━━ Material provided

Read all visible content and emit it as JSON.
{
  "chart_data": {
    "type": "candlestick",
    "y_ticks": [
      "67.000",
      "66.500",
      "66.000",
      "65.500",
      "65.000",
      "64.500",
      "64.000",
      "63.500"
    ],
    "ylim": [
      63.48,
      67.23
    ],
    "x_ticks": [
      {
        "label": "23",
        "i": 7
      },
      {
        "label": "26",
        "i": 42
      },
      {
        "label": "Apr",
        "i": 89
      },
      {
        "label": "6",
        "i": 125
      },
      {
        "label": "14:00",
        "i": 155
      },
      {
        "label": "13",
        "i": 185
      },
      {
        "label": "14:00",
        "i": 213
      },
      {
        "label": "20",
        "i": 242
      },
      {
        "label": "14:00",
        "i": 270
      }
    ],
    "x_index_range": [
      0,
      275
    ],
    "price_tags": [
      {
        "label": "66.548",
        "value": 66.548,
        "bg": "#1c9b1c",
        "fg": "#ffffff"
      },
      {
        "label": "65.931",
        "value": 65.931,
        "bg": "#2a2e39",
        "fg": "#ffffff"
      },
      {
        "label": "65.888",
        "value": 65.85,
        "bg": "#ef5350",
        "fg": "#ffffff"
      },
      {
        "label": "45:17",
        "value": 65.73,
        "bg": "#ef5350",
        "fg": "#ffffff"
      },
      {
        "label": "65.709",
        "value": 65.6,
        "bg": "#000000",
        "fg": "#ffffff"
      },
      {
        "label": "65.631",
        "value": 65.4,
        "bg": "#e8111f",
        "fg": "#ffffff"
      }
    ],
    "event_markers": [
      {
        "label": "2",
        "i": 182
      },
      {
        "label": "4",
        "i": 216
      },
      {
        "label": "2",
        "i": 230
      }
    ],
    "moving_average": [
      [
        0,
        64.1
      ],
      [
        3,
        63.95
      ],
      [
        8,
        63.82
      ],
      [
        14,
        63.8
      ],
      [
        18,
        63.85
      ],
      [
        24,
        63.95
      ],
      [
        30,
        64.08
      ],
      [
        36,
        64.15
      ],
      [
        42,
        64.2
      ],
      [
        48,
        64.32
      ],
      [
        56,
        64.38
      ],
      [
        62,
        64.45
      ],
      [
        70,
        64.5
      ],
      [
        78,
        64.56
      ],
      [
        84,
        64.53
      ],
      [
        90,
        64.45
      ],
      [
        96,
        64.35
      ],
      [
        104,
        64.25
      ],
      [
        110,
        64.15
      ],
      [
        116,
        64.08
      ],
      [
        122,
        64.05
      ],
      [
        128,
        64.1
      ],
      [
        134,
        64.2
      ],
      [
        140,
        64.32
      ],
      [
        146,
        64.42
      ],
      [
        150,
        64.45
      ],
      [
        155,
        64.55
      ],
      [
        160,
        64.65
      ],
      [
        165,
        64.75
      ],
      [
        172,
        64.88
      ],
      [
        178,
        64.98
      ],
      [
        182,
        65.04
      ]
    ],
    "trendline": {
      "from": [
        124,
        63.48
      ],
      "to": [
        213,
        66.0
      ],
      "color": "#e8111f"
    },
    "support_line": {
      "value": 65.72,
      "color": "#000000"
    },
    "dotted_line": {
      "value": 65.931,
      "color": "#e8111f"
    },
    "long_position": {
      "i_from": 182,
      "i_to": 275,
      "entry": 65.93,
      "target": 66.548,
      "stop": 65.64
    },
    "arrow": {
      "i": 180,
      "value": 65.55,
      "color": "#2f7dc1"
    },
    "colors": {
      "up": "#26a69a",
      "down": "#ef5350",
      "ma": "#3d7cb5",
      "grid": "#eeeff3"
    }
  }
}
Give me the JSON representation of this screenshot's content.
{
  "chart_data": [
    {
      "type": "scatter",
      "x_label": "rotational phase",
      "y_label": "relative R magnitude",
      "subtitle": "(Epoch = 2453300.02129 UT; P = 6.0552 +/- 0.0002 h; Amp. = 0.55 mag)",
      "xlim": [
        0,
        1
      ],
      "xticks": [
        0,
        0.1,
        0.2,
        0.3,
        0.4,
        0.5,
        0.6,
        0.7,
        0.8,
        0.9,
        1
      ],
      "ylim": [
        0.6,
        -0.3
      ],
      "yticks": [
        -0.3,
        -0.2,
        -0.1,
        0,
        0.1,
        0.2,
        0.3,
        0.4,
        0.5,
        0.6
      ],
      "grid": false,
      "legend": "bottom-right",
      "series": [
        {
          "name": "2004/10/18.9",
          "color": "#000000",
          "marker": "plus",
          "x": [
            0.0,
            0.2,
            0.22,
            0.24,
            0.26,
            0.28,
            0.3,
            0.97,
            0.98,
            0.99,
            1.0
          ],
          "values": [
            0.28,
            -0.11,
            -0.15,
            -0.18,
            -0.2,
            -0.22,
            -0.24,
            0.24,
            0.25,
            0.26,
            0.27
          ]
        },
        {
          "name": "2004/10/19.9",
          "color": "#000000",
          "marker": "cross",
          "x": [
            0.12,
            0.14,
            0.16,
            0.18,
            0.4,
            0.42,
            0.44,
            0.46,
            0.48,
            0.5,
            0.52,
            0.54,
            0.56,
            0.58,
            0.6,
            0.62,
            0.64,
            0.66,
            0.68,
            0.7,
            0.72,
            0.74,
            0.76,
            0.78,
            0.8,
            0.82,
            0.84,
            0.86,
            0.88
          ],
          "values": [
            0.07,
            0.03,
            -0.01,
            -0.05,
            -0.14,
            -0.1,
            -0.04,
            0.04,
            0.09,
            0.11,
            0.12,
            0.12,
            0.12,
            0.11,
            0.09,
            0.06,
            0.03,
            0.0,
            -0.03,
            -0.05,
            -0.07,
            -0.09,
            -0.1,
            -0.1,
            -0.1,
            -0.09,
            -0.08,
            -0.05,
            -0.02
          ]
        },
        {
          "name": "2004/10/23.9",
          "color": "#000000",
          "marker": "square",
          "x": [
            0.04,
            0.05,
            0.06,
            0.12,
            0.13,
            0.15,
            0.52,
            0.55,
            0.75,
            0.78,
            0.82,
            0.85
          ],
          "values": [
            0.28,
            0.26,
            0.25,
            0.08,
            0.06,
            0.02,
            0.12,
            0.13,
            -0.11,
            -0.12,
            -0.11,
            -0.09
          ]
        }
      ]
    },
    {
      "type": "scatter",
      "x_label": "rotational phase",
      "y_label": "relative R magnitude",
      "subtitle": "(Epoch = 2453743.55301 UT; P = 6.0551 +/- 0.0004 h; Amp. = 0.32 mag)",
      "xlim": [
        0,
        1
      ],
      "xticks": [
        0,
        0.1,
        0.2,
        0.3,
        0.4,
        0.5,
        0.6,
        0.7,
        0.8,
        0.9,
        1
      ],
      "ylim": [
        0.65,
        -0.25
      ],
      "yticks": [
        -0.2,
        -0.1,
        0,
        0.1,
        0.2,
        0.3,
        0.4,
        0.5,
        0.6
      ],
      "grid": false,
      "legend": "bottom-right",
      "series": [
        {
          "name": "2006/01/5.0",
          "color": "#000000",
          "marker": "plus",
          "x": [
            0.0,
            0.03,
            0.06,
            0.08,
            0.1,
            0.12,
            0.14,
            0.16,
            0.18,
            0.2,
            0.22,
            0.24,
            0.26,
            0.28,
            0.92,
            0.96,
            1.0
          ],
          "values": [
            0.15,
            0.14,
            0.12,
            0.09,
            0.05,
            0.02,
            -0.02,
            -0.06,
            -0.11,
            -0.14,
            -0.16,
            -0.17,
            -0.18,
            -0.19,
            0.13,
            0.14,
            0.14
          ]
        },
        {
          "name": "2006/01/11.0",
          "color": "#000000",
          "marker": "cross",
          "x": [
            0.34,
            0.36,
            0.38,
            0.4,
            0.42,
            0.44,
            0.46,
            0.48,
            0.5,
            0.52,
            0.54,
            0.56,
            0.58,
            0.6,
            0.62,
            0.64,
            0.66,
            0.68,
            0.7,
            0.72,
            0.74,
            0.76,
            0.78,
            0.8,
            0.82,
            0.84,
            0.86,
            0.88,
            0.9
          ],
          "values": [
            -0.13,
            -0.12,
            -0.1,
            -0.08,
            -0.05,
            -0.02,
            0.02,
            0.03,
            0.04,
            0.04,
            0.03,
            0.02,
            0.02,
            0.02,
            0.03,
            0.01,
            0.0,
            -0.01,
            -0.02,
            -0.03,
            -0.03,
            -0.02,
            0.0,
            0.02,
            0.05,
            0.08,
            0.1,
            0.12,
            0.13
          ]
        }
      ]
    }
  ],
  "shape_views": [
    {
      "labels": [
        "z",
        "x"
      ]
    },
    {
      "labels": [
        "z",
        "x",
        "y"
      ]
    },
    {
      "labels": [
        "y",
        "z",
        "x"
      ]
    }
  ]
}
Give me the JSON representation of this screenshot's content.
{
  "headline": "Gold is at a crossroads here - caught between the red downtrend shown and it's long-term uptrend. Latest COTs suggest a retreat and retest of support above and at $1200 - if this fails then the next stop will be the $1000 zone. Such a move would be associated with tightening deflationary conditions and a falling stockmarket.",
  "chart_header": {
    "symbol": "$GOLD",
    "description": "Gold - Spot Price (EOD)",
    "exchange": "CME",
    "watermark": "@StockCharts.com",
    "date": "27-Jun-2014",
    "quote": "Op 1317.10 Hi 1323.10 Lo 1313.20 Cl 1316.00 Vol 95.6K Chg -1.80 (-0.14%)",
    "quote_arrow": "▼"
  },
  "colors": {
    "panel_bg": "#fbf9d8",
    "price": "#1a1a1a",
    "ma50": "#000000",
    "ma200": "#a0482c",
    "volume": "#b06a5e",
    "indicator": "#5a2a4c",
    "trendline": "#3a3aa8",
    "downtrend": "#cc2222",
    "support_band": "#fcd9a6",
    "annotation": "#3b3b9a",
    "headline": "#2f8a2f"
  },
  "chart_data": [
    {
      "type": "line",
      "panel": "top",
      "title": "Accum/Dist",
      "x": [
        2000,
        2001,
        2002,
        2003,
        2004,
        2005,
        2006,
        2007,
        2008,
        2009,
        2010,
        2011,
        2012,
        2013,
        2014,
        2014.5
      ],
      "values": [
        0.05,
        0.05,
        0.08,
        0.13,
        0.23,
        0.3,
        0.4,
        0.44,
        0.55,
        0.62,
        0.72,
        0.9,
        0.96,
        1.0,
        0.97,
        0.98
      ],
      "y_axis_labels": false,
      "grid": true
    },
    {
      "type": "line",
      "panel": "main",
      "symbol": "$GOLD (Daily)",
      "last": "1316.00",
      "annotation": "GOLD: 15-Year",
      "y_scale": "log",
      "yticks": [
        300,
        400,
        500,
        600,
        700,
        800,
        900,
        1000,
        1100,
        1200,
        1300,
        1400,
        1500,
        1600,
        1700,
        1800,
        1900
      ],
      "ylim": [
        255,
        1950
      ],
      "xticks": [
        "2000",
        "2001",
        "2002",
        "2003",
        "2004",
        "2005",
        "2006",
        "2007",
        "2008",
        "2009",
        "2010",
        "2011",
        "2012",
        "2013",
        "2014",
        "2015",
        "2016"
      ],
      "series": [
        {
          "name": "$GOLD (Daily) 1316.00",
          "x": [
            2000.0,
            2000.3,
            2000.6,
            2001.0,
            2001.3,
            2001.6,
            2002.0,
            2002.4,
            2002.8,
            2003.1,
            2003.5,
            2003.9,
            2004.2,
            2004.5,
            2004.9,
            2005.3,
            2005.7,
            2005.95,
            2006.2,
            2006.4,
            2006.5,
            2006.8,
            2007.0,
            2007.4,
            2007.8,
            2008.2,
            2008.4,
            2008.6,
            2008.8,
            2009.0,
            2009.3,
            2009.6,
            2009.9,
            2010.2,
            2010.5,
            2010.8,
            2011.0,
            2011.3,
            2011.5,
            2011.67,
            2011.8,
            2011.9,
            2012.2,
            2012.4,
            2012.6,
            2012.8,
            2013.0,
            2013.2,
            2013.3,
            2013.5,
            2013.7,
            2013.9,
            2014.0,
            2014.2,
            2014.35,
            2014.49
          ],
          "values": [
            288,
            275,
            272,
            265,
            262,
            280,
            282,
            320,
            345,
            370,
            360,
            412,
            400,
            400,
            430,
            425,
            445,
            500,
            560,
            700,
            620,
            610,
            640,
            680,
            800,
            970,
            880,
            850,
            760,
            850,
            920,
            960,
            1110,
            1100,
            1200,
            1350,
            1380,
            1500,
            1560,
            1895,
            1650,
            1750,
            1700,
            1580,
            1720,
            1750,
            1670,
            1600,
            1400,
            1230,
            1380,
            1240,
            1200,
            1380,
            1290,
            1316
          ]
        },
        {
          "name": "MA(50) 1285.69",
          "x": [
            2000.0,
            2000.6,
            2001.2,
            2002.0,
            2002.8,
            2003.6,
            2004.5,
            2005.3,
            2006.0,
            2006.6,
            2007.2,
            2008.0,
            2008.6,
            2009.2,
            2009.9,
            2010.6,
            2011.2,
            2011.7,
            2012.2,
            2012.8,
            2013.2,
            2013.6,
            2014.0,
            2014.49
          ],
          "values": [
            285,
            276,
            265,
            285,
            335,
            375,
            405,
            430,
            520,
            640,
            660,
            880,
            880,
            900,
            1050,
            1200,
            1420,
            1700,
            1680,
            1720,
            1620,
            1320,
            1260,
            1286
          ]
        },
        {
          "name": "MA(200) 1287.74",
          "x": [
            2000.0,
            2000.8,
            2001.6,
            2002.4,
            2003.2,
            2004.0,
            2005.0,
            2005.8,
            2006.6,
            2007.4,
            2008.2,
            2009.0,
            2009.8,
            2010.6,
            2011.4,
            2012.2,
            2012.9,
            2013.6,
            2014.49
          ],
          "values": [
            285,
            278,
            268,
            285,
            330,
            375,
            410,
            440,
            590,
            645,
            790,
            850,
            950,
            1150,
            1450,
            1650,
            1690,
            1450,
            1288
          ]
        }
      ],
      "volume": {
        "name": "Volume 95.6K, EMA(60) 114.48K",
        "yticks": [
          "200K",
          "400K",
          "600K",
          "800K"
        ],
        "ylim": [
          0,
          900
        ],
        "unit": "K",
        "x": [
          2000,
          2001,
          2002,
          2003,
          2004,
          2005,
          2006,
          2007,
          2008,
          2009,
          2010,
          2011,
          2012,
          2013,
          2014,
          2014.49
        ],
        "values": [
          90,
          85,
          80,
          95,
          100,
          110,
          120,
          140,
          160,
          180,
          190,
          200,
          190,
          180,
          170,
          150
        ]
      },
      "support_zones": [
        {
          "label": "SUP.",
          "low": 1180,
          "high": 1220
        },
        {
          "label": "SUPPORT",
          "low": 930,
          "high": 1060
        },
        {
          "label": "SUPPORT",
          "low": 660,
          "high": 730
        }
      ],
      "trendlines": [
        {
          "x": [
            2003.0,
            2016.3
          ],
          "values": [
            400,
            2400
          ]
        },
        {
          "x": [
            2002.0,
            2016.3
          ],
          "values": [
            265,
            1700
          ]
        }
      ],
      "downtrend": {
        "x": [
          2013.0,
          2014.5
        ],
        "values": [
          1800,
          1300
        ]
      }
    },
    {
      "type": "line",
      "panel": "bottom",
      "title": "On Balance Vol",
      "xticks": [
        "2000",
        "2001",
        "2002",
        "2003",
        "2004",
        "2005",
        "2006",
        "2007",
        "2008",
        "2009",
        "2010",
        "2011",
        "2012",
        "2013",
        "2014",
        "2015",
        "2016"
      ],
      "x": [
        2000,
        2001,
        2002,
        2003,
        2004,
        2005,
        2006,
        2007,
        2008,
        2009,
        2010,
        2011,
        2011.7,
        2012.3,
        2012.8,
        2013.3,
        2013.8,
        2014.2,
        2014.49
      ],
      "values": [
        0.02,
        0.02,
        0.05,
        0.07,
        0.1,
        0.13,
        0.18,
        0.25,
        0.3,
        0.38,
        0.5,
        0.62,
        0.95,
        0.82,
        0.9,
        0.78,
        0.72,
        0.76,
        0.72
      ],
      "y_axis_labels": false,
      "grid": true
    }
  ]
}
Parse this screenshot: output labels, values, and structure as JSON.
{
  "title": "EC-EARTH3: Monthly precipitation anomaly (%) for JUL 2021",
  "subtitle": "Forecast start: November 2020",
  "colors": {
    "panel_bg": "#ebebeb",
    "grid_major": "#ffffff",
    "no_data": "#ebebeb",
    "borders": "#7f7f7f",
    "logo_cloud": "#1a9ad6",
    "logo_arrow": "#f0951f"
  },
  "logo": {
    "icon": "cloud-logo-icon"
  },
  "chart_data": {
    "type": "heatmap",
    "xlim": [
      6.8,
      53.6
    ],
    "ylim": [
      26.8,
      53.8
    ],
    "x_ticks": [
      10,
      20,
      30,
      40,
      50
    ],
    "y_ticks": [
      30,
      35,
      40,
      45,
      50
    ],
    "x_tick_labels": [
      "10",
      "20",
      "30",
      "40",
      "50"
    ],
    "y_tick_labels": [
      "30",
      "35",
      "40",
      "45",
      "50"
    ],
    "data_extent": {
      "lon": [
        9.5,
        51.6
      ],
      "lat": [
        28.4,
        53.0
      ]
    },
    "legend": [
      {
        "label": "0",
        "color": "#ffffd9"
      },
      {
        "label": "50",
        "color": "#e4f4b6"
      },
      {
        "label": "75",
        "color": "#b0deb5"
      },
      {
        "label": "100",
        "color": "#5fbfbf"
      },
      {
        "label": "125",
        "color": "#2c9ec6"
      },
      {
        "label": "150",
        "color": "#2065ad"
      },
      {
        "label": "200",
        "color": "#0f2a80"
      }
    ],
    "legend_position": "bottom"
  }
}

━━━━

Your goal:
Review the material and copy each line in which the word "Epoch" appears.

Full output:
      "subtitle": "(Epoch = 2453300.02129 UT; P = 6.0552 +/- 0.0002 h; Amp. = 0.55 mag)",
      "subtitle": "(Epoch = 2453743.55301 UT; P = 6.0551 +/- 0.0004 h; Amp. = 0.32 mag)",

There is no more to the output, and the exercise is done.